REQUIREMENT: Show every line in the entries below where the word "Plan" appears.

-- start --

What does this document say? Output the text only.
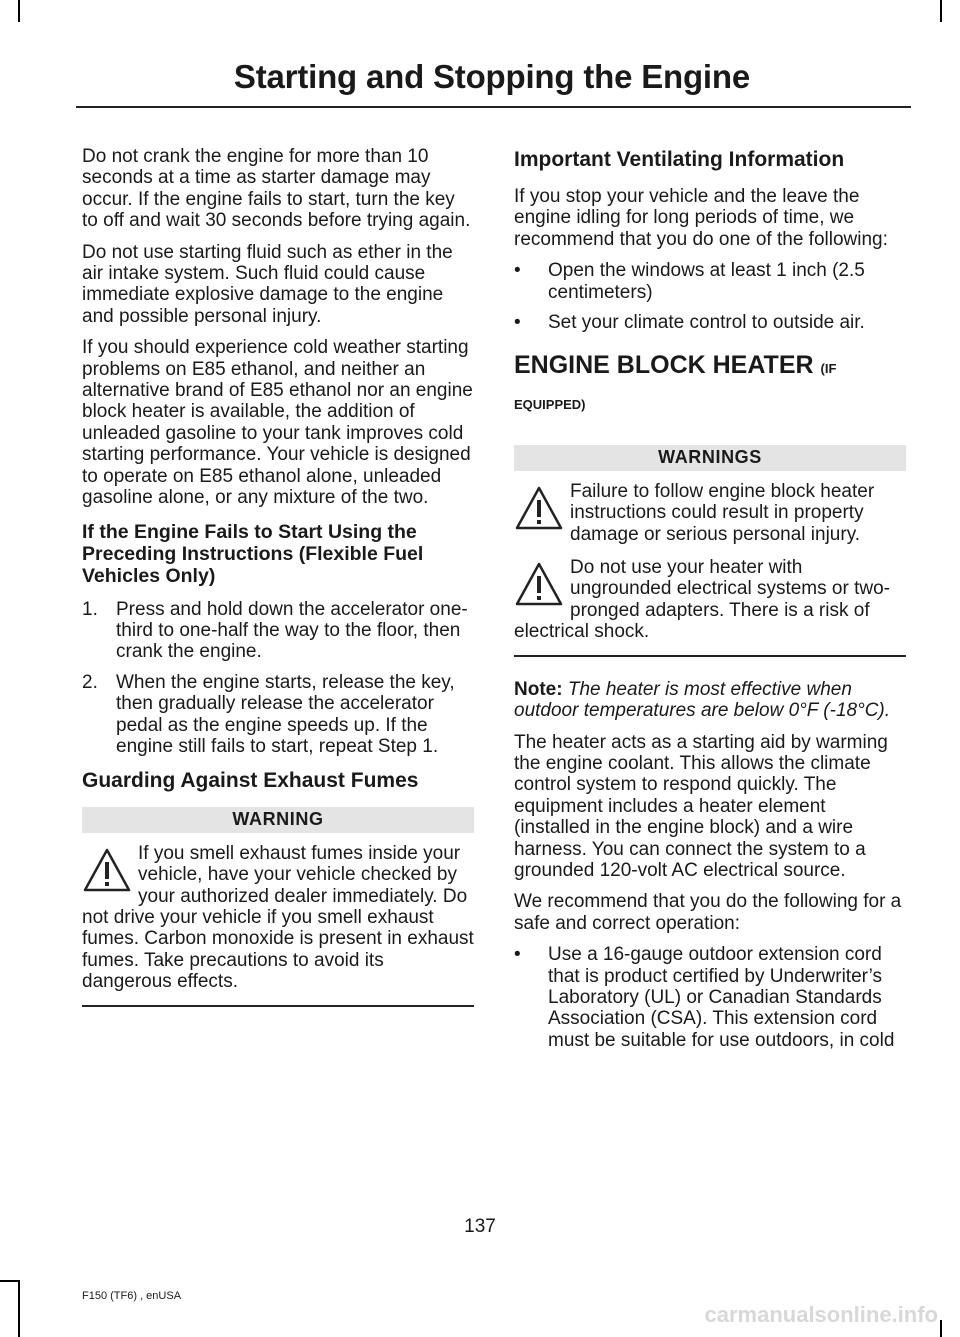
Starting and Stopping the Engine

Do not crank the engine for more than 10 seconds at a time as starter damage may occur. If the engine fails to start, turn the key to off and wait 30 seconds before trying again.

Do not use starting fluid such as ether in the air intake system. Such fluid could cause immediate explosive damage to the engine and possible personal injury.

If you should experience cold weather starting problems on E85 ethanol, and neither an alternative brand of E85 ethanol nor an engine block heater is available, the addition of unleaded gasoline to your tank improves cold starting performance. Your vehicle is designed to operate on E85 ethanol alone, unleaded gasoline alone, or any mixture of the two.

If the Engine Fails to Start Using the Preceding Instructions (Flexible Fuel Vehicles Only)
1. Press and hold down the accelerator one-third to one-half the way to the floor, then crank the engine.
2. When the engine starts, release the key, then gradually release the accelerator pedal as the engine speeds up. If the engine still fails to start, repeat Step 1.
Guarding Against Exhaust Fumes
WARNING
If you smell exhaust fumes inside your vehicle, have your vehicle checked by your authorized dealer immediately. Do not drive your vehicle if you smell exhaust fumes. Carbon monoxide is present in exhaust fumes. Take precautions to avoid its dangerous effects.
Important Ventilating Information

If you stop your vehicle and the leave the engine idling for long periods of time, we recommend that you do one of the following:

• Open the windows at least 1 inch (2.5 centimeters)
• Set your climate control to outside air.
ENGINE BLOCK HEATER (IF
EQUIPPED)
WARNINGS
Failure to follow engine block heater instructions could result in property damage or serious personal injury.
Do not use your heater with ungrounded electrical systems or two-pronged adapters. There is a risk of electrical shock.

Note: The heater is most effective when outdoor temperatures are below 0°F (-18°C).

The heater acts as a starting aid by warming the engine coolant. This allows the climate control system to respond quickly. The equipment includes a heater element (installed in the engine block) and a wire harness. You can connect the system to a grounded 120-volt AC electrical source.

We recommend that you do the following for a safe and correct operation:

• Use a 16-gauge outdoor extension cord that is product certified by Underwriter’s Laboratory (UL) or Canadian Standards Association (CSA). This extension cord must be suitable for use outdoors, in cold
137
F150 (TF6) , enUSA
carmanualsonline.info
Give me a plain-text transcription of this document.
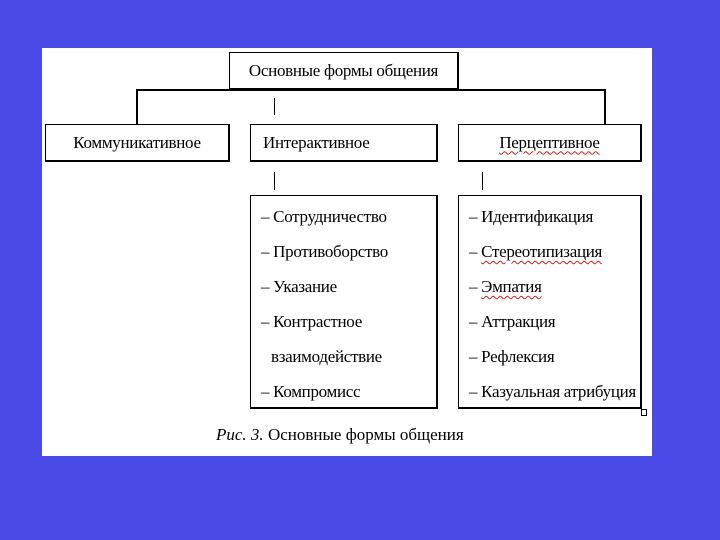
Основные формы общения
Коммуникативное	Интерактивное	Перцептивное
– Сотрудничество
– Противоборство
– Указание
– Контрастное
взаимодействие
– Компромисс
– Идентификация
– Стереотипизация
– Эмпатия
– Аттракция
– Рефлексия
– Казуальная атрибуция
Рис. 3. Основные формы общения
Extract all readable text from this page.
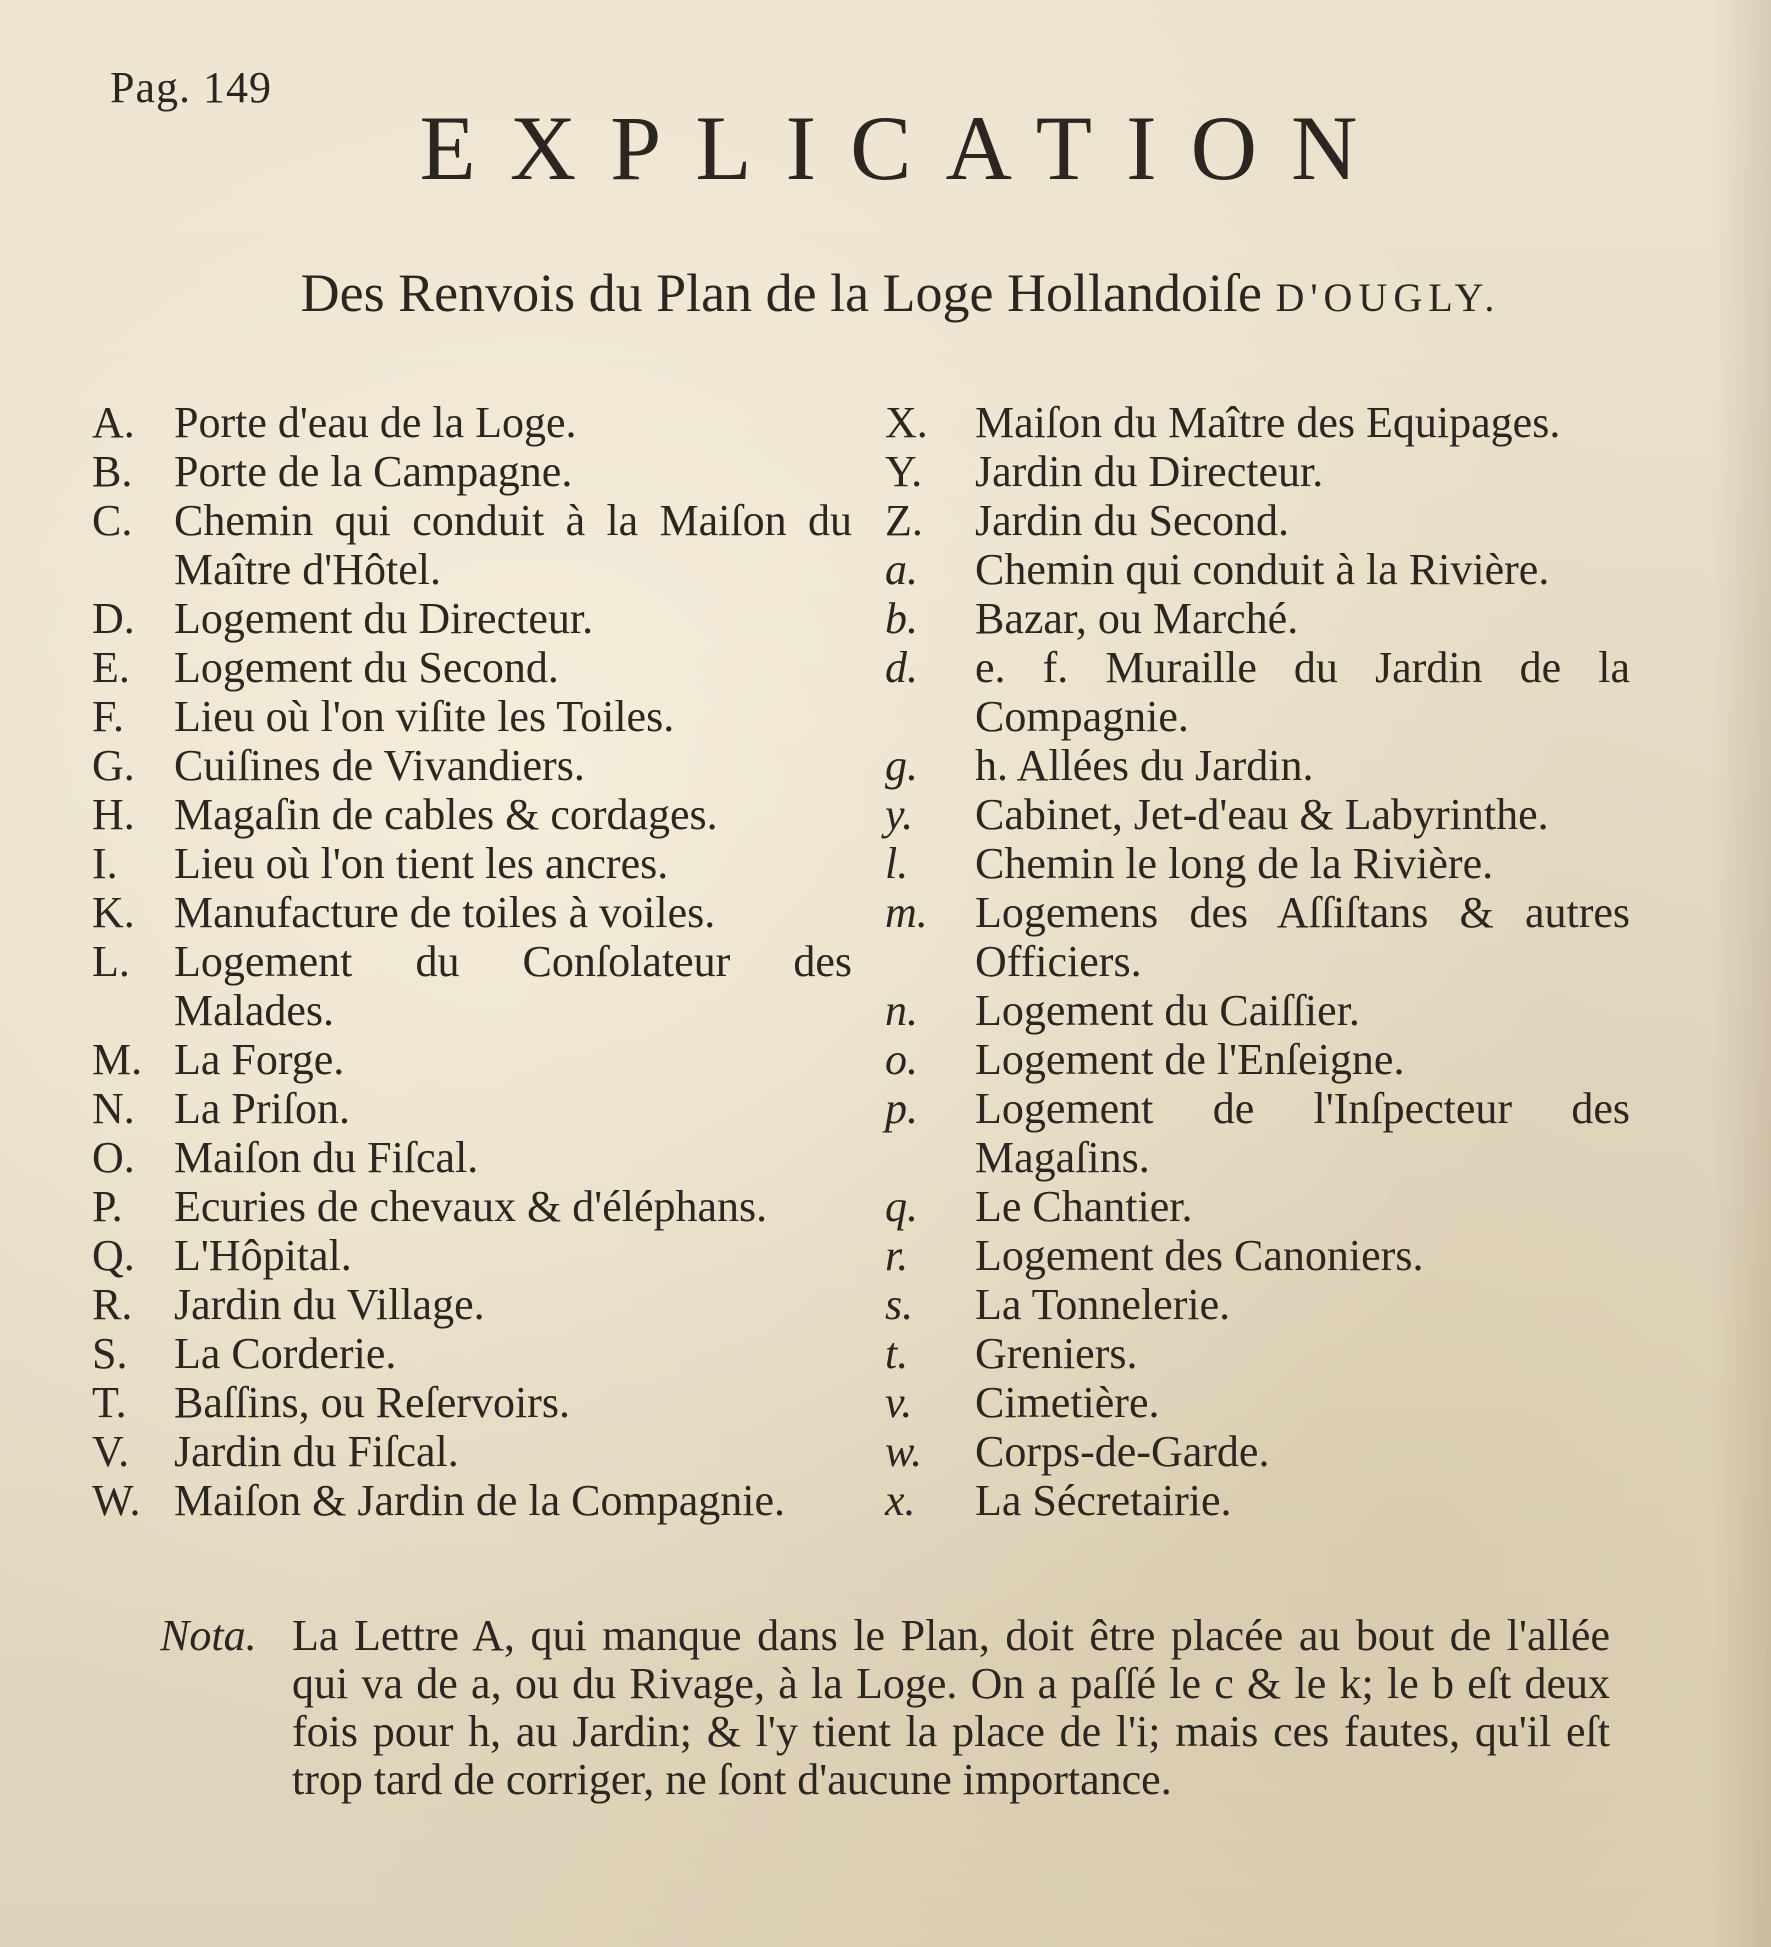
Pag. 149
EXPLICATION
Des Renvois du Plan de la Loge Hollandoiſe D'OUGLY.
A. Porte d'eau de la Loge.
B. Porte de la Campagne.
C. Chemin qui conduit à la Maiſon du Maître d'Hôtel.
D. Logement du Directeur.
E.	Logement du Second.
F.	Lieu où l'on viſite les Toiles.
G. Cuiſines de Vivandiers.
H. Magaſin de cables & cordages.
I.	Lieu où l'on tient les ancres.
K. Manufacture de toiles à voiles.
L.	Logement du Conſolateur des Malades.
M. La Forge.
N. La Priſon.
O. Maiſon du Fiſcal.
P.	Ecuries de chevaux & d'éléphans.
Q. L'Hôpital.
R. Jardin du Village.
S.	La Corderie.
T.	Baſſins, ou Reſervoirs.
V.	Jardin du Fiſcal.
W. Maiſon & Jardin de la Compagnie.
X.	Maiſon du Maître des Equipages.
Y.	Jardin du Directeur.
Z.	Jardin du Second.
a.	Chemin qui conduit à la Rivière.
b.	Bazar, ou Marché.
d.	e. f. Muraille du Jardin de la Compagnie.
g.	h. Allées du Jardin.
y.	Cabinet, Jet-d'eau & Labyrinthe.
l.	Chemin le long de la Rivière.
m.	Logemens des Aſſiſtans & autres Officiers.
n.	Logement du Caiſſier.
o.	Logement de l'Enſeigne.
p.	Logement de l'Inſpecteur des Magaſins.
q.	Le Chantier.
r.	Logement des Canoniers.
s.	La Tonnelerie.
t.	Greniers.
v.	Cimetière.
w.	Corps-de-Garde.
x.	La Sécretairie.
Nota. La Lettre A, qui manque dans le Plan, doit être placée au bout de l'allée qui va de a, ou du Rivage, à la Loge. On a paſſé le c & le k; le b eſt deux fois pour h, au Jardin; & l'y tient la place de l'i; mais ces fautes, qu'il eſt trop tard de corriger, ne ſont d'aucune importance.
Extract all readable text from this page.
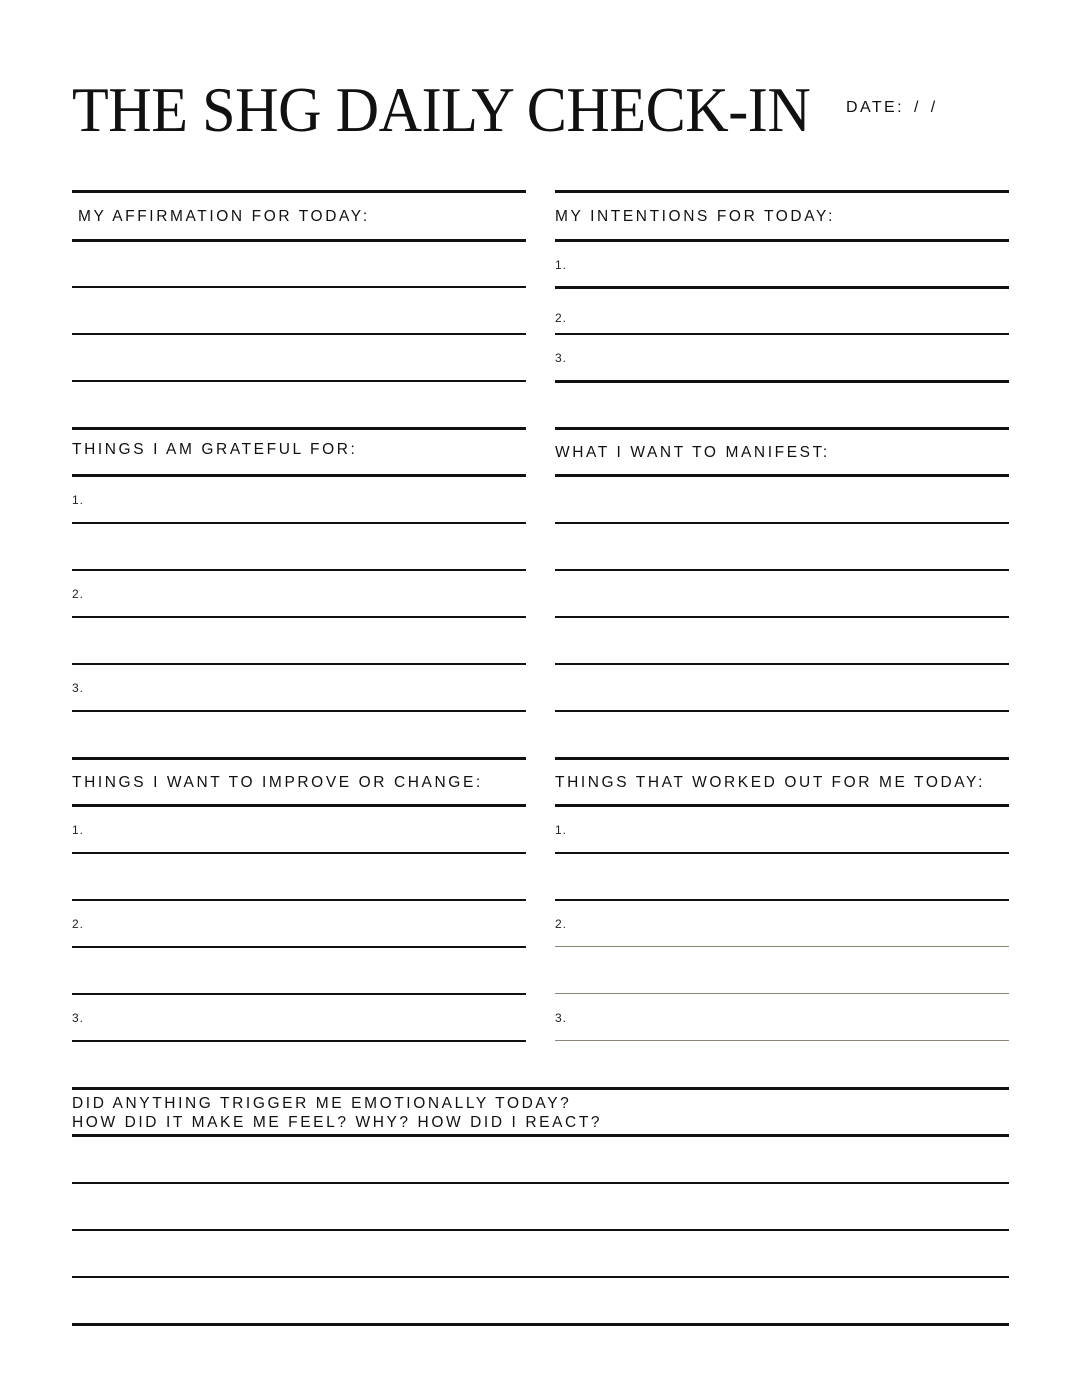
THE SHG DAILY CHECK-IN DATE: / /
MY AFFIRMATION FOR TODAY:	MY INTENTIONS FOR TODAY:
1.
2.
3.
THINGS I AM GRATEFUL FOR:
1.
2.
3.
WHAT I WANT TO MANIFEST:
THINGS I WANT TO IMPROVE OR CHANGE:
1.
2.
3.
THINGS THAT WORKED OUT FOR ME TODAY:
1.
2.
3.
DID ANYTHING TRIGGER ME EMOTIONALLY TODAY?
HOW DID IT MAKE ME FEEL? WHY? HOW DID I REACT?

-- end --

EXERCISE OUTPUT:
Des Renvois du Plan de la Loge Hollandoiſe D'OUGLY.
Nota. La Lettre A, qui manque dans le Plan, doit être placée au bout de l'allée qui va de a, ou du Rivage, à la Loge. On a paſſé le c & le k; le b eſt deux fois pour h, au Jardin; & l'y tient la place de l'i; mais ces fautes, qu'il eſt trop tard de corriger, ne ſont d'aucune importance.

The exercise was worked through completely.